* _Task to complete_: In the lines below, find how many contain the word "JSON" and report that figure alone.

==== Data supplied ====

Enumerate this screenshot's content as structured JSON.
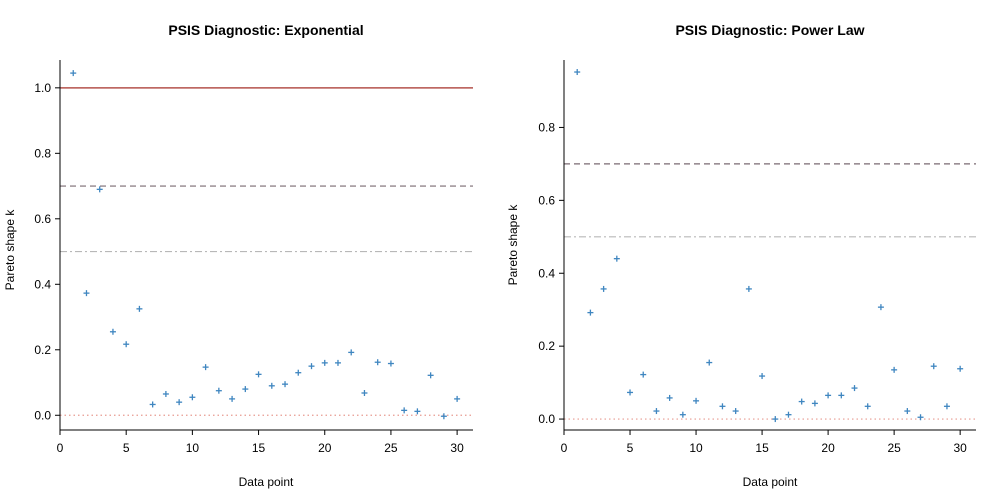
{
  "chart_data": [
    {
      "type": "scatter",
      "title": "PSIS Diagnostic: Exponential",
      "xlabel": "Data point",
      "ylabel": "Pareto shape k",
      "xlim": [
        0,
        31.2
      ],
      "ylim": [
        -0.045,
        1.085
      ],
      "xticks": [
        0,
        5,
        10,
        15,
        20,
        25,
        30
      ],
      "yticks": [
        0.0,
        0.2,
        0.4,
        0.6,
        0.8,
        1.0
      ],
      "ytick_labels": [
        "0.0",
        "0.2",
        "0.4",
        "0.6",
        "0.8",
        "1.0"
      ],
      "x": [
        1,
        2,
        3,
        4,
        5,
        6,
        7,
        8,
        9,
        10,
        11,
        12,
        13,
        14,
        15,
        16,
        17,
        18,
        19,
        20,
        21,
        22,
        23,
        24,
        25,
        26,
        27,
        28,
        29,
        30
      ],
      "values": [
        1.045,
        0.373,
        0.69,
        0.255,
        0.217,
        0.325,
        0.033,
        0.065,
        0.04,
        0.055,
        0.147,
        0.075,
        0.05,
        0.08,
        0.125,
        0.09,
        0.095,
        0.13,
        0.15,
        0.16,
        0.16,
        0.192,
        0.068,
        0.162,
        0.158,
        0.015,
        0.012,
        0.122,
        -0.003,
        0.05
      ],
      "reference_lines": [
        {
          "y": 1.0,
          "style": "solid",
          "color": "#b5524c"
        },
        {
          "y": 0.7,
          "style": "dashed",
          "color": "#7a6a72"
        },
        {
          "y": 0.5,
          "style": "dashdot",
          "color": "#b8b8b8"
        },
        {
          "y": 0.0,
          "style": "dotted",
          "color": "#e89a90"
        }
      ],
      "marker_color": "#3f86c0",
      "grid": false
    },
    {
      "type": "scatter",
      "title": "PSIS Diagnostic: Power Law",
      "xlabel": "Data point",
      "ylabel": "Pareto shape k",
      "xlim": [
        0,
        31.2
      ],
      "ylim": [
        -0.03,
        0.985
      ],
      "xticks": [
        0,
        5,
        10,
        15,
        20,
        25,
        30
      ],
      "yticks": [
        0.0,
        0.2,
        0.4,
        0.6,
        0.8
      ],
      "ytick_labels": [
        "0.0",
        "0.2",
        "0.4",
        "0.6",
        "0.8"
      ],
      "x": [
        1,
        2,
        3,
        4,
        5,
        6,
        7,
        8,
        9,
        10,
        11,
        12,
        13,
        14,
        15,
        16,
        17,
        18,
        19,
        20,
        21,
        22,
        23,
        24,
        25,
        26,
        27,
        28,
        29,
        30
      ],
      "values": [
        0.952,
        0.292,
        0.357,
        0.44,
        0.073,
        0.122,
        0.022,
        0.058,
        0.012,
        0.05,
        0.155,
        0.035,
        0.022,
        0.357,
        0.118,
        0.0,
        0.012,
        0.048,
        0.043,
        0.065,
        0.065,
        0.085,
        0.035,
        0.307,
        0.135,
        0.022,
        0.005,
        0.145,
        0.035,
        0.138
      ],
      "reference_lines": [
        {
          "y": 0.7,
          "style": "dashed",
          "color": "#7a6a72"
        },
        {
          "y": 0.5,
          "style": "dashdot",
          "color": "#b8b8b8"
        },
        {
          "y": 0.0,
          "style": "dotted",
          "color": "#e89a90"
        }
      ],
      "marker_color": "#3f86c0",
      "grid": false
    }
  ]
}
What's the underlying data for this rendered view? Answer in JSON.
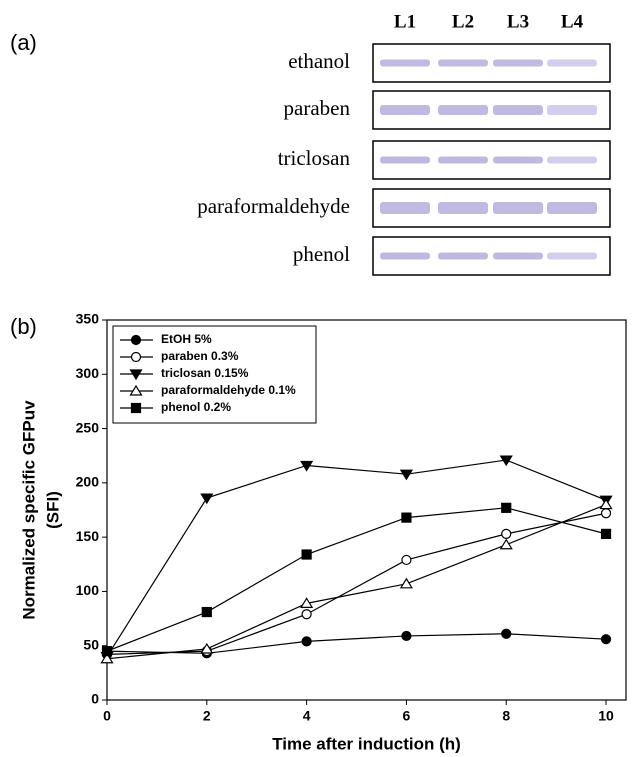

====

* _Answer for the task_: 2